■ Instruction ■
Copy the records below exactly as they appear.

■ Dataset records ■
···
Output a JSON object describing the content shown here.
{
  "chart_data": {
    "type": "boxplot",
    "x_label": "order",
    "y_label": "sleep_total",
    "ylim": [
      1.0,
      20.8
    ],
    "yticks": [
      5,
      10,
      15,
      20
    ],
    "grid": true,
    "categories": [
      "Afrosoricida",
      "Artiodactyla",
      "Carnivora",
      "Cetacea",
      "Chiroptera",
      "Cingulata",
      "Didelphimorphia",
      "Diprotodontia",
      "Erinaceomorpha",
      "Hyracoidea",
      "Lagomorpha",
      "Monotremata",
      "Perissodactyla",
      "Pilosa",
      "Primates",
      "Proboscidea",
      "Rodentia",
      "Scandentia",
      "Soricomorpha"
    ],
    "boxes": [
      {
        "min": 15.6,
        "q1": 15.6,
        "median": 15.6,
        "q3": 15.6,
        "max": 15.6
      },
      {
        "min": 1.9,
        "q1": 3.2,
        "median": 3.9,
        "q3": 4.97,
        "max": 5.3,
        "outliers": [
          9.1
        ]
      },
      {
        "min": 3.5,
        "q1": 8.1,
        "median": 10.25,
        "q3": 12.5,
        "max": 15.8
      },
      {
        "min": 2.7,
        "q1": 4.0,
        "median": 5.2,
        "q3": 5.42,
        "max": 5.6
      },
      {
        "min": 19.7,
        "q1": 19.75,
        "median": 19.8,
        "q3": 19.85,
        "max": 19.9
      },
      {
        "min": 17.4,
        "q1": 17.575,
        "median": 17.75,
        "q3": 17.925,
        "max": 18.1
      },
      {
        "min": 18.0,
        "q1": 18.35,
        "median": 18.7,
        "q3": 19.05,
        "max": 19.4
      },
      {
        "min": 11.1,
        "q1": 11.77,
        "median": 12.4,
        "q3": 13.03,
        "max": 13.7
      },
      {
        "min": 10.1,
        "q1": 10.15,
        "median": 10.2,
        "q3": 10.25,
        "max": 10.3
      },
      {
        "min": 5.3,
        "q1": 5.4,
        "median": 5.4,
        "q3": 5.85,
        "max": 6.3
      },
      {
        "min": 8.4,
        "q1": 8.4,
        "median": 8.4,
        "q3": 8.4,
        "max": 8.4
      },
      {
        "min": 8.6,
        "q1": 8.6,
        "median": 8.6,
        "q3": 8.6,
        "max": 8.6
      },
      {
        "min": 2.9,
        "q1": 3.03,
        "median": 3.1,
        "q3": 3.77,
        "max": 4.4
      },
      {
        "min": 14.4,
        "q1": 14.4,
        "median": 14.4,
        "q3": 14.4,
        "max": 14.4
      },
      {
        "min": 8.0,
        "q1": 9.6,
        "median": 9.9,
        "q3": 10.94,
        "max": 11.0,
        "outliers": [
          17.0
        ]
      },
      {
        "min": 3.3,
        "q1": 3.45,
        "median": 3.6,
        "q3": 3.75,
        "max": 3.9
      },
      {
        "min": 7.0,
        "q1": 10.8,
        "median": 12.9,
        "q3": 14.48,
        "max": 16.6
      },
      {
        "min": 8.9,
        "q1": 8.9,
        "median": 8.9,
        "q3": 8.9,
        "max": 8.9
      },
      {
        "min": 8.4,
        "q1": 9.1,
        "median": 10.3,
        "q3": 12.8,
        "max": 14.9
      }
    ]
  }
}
···
■ Exercise result ■
Output a JSON object describing the content shown here.
{
  "chart_data": {
    "type": "boxplot",
    "x_label": "order",
    "y_label": "sleep_total",
    "ylim": [
      1.0,
      20.8
    ],
    "yticks": [
      5,
      10,
      15,
      20
    ],
    "grid": true,
    "categories": [
      "Afrosoricida",
      "Artiodactyla",
      "Carnivora",
      "Cetacea",
      "Chiroptera",
      "Cingulata",
      "Didelphimorphia",
      "Diprotodontia",
      "Erinaceomorpha",
      "Hyracoidea",
      "Lagomorpha",
      "Monotremata",
      "Perissodactyla",
      "Pilosa",
      "Primates",
      "Proboscidea",
      "Rodentia",
      "Scandentia",
      "Soricomorpha"
    ],
    "boxes": [
      {
        "min": 15.6,
        "q1": 15.6,
        "median": 15.6,
        "q3": 15.6,
        "max": 15.6
      },
      {
        "min": 1.9,
        "q1": 3.2,
        "median": 3.9,
        "q3": 4.97,
        "max": 5.3,
        "outliers": [
          9.1
        ]
      },
      {
        "min": 3.5,
        "q1": 8.1,
        "median": 10.25,
        "q3": 12.5,
        "max": 15.8
      },
      {
        "min": 2.7,
        "q1": 4.0,
        "median": 5.2,
        "q3": 5.42,
        "max": 5.6
      },
      {
        "min": 19.7,
        "q1": 19.75,
        "median": 19.8,
        "q3": 19.85,
        "max": 19.9
      },
      {
        "min": 17.4,
        "q1": 17.575,
        "median": 17.75,
        "q3": 17.925,
        "max": 18.1
      },
      {
        "min": 18.0,
        "q1": 18.35,
        "median": 18.7,
        "q3": 19.05,
        "max": 19.4
      },
      {
        "min": 11.1,
        "q1": 11.77,
        "median": 12.4,
        "q3": 13.03,
        "max": 13.7
      },
      {
        "min": 10.1,
        "q1": 10.15,
        "median": 10.2,
        "q3": 10.25,
        "max": 10.3
      },
      {
        "min": 5.3,
        "q1": 5.4,
        "median": 5.4,
        "q3": 5.85,
        "max": 6.3
      },
      {
        "min": 8.4,
        "q1": 8.4,
        "median": 8.4,
        "q3": 8.4,
        "max": 8.4
      },
      {
        "min": 8.6,
        "q1": 8.6,
        "median": 8.6,
        "q3": 8.6,
        "max": 8.6
      },
      {
        "min": 2.9,
        "q1": 3.03,
        "median": 3.1,
        "q3": 3.77,
        "max": 4.4
      },
      {
        "min": 14.4,
        "q1": 14.4,
        "median": 14.4,
        "q3": 14.4,
        "max": 14.4
      },
      {
        "min": 8.0,
        "q1": 9.6,
        "median": 9.9,
        "q3": 10.94,
        "max": 11.0,
        "outliers": [
          17.0
        ]
      },
      {
        "min": 3.3,
        "q1": 3.45,
        "median": 3.6,
        "q3": 3.75,
        "max": 3.9
      },
      {
        "min": 7.0,
        "q1": 10.8,
        "median": 12.9,
        "q3": 14.48,
        "max": 16.6
      },
      {
        "min": 8.9,
        "q1": 8.9,
        "median": 8.9,
        "q3": 8.9,
        "max": 8.9
      },
      {
        "min": 8.4,
        "q1": 9.1,
        "median": 10.3,
        "q3": 12.8,
        "max": 14.9
      }
    ]
  }
}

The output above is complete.